Problem requirements: Output all the data exactly. Pictures do not belong in the copy.

* begin *

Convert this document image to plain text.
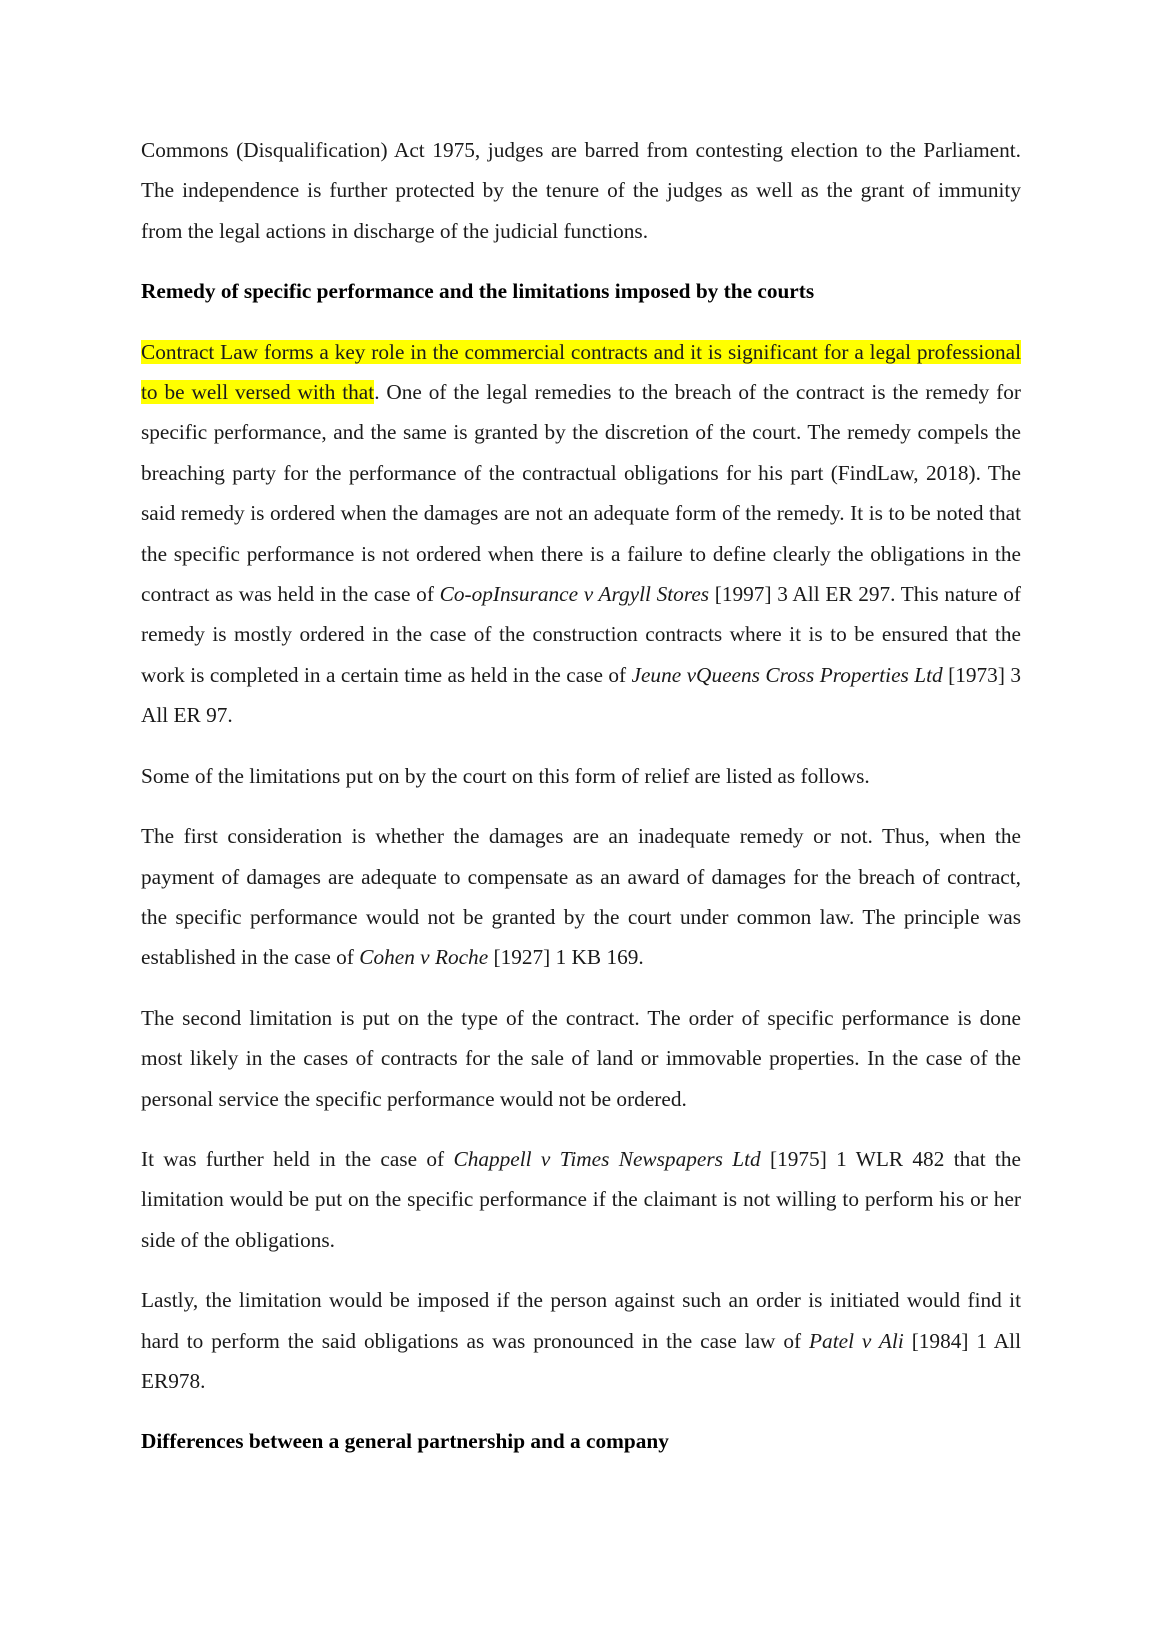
Commons (Disqualification) Act 1975, judges are barred from contesting election to the Parliament. The independence is further protected by the tenure of the judges as well as the grant of immunity from the legal actions in discharge of the judicial functions.

Remedy of specific performance and the limitations imposed by the courts

Contract Law forms a key role in the commercial contracts and it is significant for a legal professional to be well versed with that. One of the legal remedies to the breach of the contract is the remedy for specific performance, and the same is granted by the discretion of the court. The remedy compels the breaching party for the performance of the contractual obligations for his part (FindLaw, 2018). The said remedy is ordered when the damages are not an adequate form of the remedy. It is to be noted that the specific performance is not ordered when there is a failure to define clearly the obligations in the contract as was held in the case of Co-opInsurance v Argyll Stores [1997] 3 All ER 297. This nature of remedy is mostly ordered in the case of the construction contracts where it is to be ensured that the work is completed in a certain time as held in the case of Jeune vQueens Cross Properties Ltd [1973] 3 All ER 97.

Some of the limitations put on by the court on this form of relief are listed as follows.

The first consideration is whether the damages are an inadequate remedy or not. Thus, when the payment of damages are adequate to compensate as an award of damages for the breach of contract, the specific performance would not be granted by the court under common law. The principle was established in the case of Cohen v Roche [1927] 1 KB 169.

The second limitation is put on the type of the contract. The order of specific performance is done most likely in the cases of contracts for the sale of land or immovable properties. In the case of the personal service the specific performance would not be ordered.

It was further held in the case of Chappell v Times Newspapers Ltd [1975] 1 WLR 482 that the limitation would be put on the specific performance if the claimant is not willing to perform his or her side of the obligations.

Lastly, the limitation would be imposed if the person against such an order is initiated would find it hard to perform the said obligations as was pronounced in the case law of Patel v Ali [1984] 1 All ER978.

Differences between a general partnership and a company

* end *

Answer below:
Convert this document image to plain text.
Commons (Disqualification) Act 1975, judges are barred from contesting election to the Parliament. The independence is further protected by the tenure of the judges as well as the grant of immunity from the legal actions in discharge of the judicial functions.

Remedy of specific performance and the limitations imposed by the courts

Contract Law forms a key role in the commercial contracts and it is significant for a legal professional to be well versed with that. One of the legal remedies to the breach of the contract is the remedy for specific performance, and the same is granted by the discretion of the court. The remedy compels the breaching party for the performance of the contractual obligations for his part (FindLaw, 2018). The said remedy is ordered when the damages are not an adequate form of the remedy. It is to be noted that the specific performance is not ordered when there is a failure to define clearly the obligations in the contract as was held in the case of Co-opInsurance v Argyll Stores [1997] 3 All ER 297. This nature of remedy is mostly ordered in the case of the construction contracts where it is to be ensured that the work is completed in a certain time as held in the case of Jeune vQueens Cross Properties Ltd [1973] 3 All ER 97.

Some of the limitations put on by the court on this form of relief are listed as follows.

The first consideration is whether the damages are an inadequate remedy or not. Thus, when the payment of damages are adequate to compensate as an award of damages for the breach of contract, the specific performance would not be granted by the court under common law. The principle was established in the case of Cohen v Roche [1927] 1 KB 169.

The second limitation is put on the type of the contract. The order of specific performance is done most likely in the cases of contracts for the sale of land or immovable properties. In the case of the personal service the specific performance would not be ordered.

It was further held in the case of Chappell v Times Newspapers Ltd [1975] 1 WLR 482 that the limitation would be put on the specific performance if the claimant is not willing to perform his or her side of the obligations.

Lastly, the limitation would be imposed if the person against such an order is initiated would find it hard to perform the said obligations as was pronounced in the case law of Patel v Ali [1984] 1 All ER978.

Differences between a general partnership and a company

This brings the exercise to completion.